▶ WHAT THE TASK ASKS: Where the word "минут" occurs in a line, return that line.

------

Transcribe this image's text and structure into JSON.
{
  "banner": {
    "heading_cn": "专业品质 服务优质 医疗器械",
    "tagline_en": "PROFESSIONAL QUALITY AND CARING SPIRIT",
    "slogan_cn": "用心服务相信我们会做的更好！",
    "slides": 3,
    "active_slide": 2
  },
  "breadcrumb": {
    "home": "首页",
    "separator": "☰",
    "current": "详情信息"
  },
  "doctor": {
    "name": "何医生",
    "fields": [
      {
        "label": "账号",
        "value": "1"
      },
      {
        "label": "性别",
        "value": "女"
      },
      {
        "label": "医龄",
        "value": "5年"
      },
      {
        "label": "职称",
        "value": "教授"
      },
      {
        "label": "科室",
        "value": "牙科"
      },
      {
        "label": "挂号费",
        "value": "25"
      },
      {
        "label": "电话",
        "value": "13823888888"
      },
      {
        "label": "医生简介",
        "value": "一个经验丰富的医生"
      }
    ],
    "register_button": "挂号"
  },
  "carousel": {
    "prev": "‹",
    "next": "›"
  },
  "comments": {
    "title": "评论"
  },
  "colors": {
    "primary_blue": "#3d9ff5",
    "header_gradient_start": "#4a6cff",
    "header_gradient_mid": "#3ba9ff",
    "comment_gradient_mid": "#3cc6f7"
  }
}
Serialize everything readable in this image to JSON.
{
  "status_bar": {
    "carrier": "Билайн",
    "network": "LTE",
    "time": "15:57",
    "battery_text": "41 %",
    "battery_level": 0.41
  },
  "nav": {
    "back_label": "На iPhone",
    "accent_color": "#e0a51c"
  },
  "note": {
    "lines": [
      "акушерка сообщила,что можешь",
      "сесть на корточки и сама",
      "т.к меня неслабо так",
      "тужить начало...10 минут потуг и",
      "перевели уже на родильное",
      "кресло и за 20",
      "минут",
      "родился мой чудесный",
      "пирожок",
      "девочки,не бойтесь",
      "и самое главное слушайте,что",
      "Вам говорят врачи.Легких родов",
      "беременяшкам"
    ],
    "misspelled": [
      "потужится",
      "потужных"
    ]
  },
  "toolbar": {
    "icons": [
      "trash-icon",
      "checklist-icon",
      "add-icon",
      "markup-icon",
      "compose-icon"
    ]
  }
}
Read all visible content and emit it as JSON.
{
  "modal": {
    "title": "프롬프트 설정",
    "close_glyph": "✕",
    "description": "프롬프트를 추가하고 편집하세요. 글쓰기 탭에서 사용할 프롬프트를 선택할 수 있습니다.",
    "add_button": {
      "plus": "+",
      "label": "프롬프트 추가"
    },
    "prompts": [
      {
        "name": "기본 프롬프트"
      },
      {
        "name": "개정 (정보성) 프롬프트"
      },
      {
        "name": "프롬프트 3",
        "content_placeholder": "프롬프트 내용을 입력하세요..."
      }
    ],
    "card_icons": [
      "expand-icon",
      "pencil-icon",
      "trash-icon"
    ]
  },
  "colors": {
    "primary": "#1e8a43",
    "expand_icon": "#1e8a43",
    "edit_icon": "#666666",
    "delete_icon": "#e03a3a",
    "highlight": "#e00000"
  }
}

------

▶ TASK ANSWER:
      "тужить начало...10 минут потуг и",
      "минут",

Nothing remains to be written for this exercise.